■ **THE TASK**
Write out the whole listing again, exactly as given.

■ **TASK MATERIAL**
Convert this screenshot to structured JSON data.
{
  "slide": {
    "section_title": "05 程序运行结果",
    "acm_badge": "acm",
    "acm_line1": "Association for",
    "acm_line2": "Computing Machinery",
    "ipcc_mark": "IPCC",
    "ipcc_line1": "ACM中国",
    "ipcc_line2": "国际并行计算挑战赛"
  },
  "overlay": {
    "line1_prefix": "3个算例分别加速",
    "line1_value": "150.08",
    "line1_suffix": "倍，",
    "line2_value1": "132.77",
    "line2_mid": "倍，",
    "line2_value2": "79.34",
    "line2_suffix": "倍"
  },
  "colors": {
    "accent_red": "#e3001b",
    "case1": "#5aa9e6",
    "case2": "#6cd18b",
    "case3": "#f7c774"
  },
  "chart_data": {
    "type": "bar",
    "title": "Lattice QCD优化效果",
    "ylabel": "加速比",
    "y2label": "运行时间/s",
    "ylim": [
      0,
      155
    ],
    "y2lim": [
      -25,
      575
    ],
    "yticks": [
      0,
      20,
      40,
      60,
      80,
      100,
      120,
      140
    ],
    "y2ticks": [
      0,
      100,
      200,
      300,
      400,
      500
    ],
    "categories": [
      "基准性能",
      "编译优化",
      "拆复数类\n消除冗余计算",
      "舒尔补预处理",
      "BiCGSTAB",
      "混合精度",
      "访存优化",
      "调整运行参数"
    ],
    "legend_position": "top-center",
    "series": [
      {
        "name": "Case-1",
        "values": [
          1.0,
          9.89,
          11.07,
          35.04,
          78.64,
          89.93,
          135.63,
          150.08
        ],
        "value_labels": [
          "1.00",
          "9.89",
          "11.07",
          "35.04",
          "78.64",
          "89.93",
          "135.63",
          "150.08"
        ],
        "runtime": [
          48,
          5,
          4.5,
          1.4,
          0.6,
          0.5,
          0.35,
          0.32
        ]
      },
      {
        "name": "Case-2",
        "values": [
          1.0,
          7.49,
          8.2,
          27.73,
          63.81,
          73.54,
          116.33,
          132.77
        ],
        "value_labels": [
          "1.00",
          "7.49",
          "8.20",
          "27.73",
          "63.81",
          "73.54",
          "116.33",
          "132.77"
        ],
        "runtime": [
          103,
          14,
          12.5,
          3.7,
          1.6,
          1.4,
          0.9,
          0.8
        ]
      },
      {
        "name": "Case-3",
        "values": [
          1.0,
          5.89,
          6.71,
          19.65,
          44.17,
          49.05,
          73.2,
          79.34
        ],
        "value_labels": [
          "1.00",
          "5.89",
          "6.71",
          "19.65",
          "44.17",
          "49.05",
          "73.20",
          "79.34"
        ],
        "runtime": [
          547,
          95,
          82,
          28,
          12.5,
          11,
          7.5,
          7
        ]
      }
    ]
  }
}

■ **ANSWER TO THIS TASK**
Convert this screenshot to structured JSON data.
{
  "slide": {
    "section_title": "05 程序运行结果",
    "acm_badge": "acm",
    "acm_line1": "Association for",
    "acm_line2": "Computing Machinery",
    "ipcc_mark": "IPCC",
    "ipcc_line1": "ACM中国",
    "ipcc_line2": "国际并行计算挑战赛"
  },
  "overlay": {
    "line1_prefix": "3个算例分别加速",
    "line1_value": "150.08",
    "line1_suffix": "倍，",
    "line2_value1": "132.77",
    "line2_mid": "倍，",
    "line2_value2": "79.34",
    "line2_suffix": "倍"
  },
  "colors": {
    "accent_red": "#e3001b",
    "case1": "#5aa9e6",
    "case2": "#6cd18b",
    "case3": "#f7c774"
  },
  "chart_data": {
    "type": "bar",
    "title": "Lattice QCD优化效果",
    "ylabel": "加速比",
    "y2label": "运行时间/s",
    "ylim": [
      0,
      155
    ],
    "y2lim": [
      -25,
      575
    ],
    "yticks": [
      0,
      20,
      40,
      60,
      80,
      100,
      120,
      140
    ],
    "y2ticks": [
      0,
      100,
      200,
      300,
      400,
      500
    ],
    "categories": [
      "基准性能",
      "编译优化",
      "拆复数类\n消除冗余计算",
      "舒尔补预处理",
      "BiCGSTAB",
      "混合精度",
      "访存优化",
      "调整运行参数"
    ],
    "legend_position": "top-center",
    "series": [
      {
        "name": "Case-1",
        "values": [
          1.0,
          9.89,
          11.07,
          35.04,
          78.64,
          89.93,
          135.63,
          150.08
        ],
        "value_labels": [
          "1.00",
          "9.89",
          "11.07",
          "35.04",
          "78.64",
          "89.93",
          "135.63",
          "150.08"
        ],
        "runtime": [
          48,
          5,
          4.5,
          1.4,
          0.6,
          0.5,
          0.35,
          0.32
        ]
      },
      {
        "name": "Case-2",
        "values": [
          1.0,
          7.49,
          8.2,
          27.73,
          63.81,
          73.54,
          116.33,
          132.77
        ],
        "value_labels": [
          "1.00",
          "7.49",
          "8.20",
          "27.73",
          "63.81",
          "73.54",
          "116.33",
          "132.77"
        ],
        "runtime": [
          103,
          14,
          12.5,
          3.7,
          1.6,
          1.4,
          0.9,
          0.8
        ]
      },
      {
        "name": "Case-3",
        "values": [
          1.0,
          5.89,
          6.71,
          19.65,
          44.17,
          49.05,
          73.2,
          79.34
        ],
        "value_labels": [
          "1.00",
          "5.89",
          "6.71",
          "19.65",
          "44.17",
          "49.05",
          "73.20",
          "79.34"
        ],
        "runtime": [
          547,
          95,
          82,
          28,
          12.5,
          11,
          7.5,
          7
        ]
      }
    ]
  }
}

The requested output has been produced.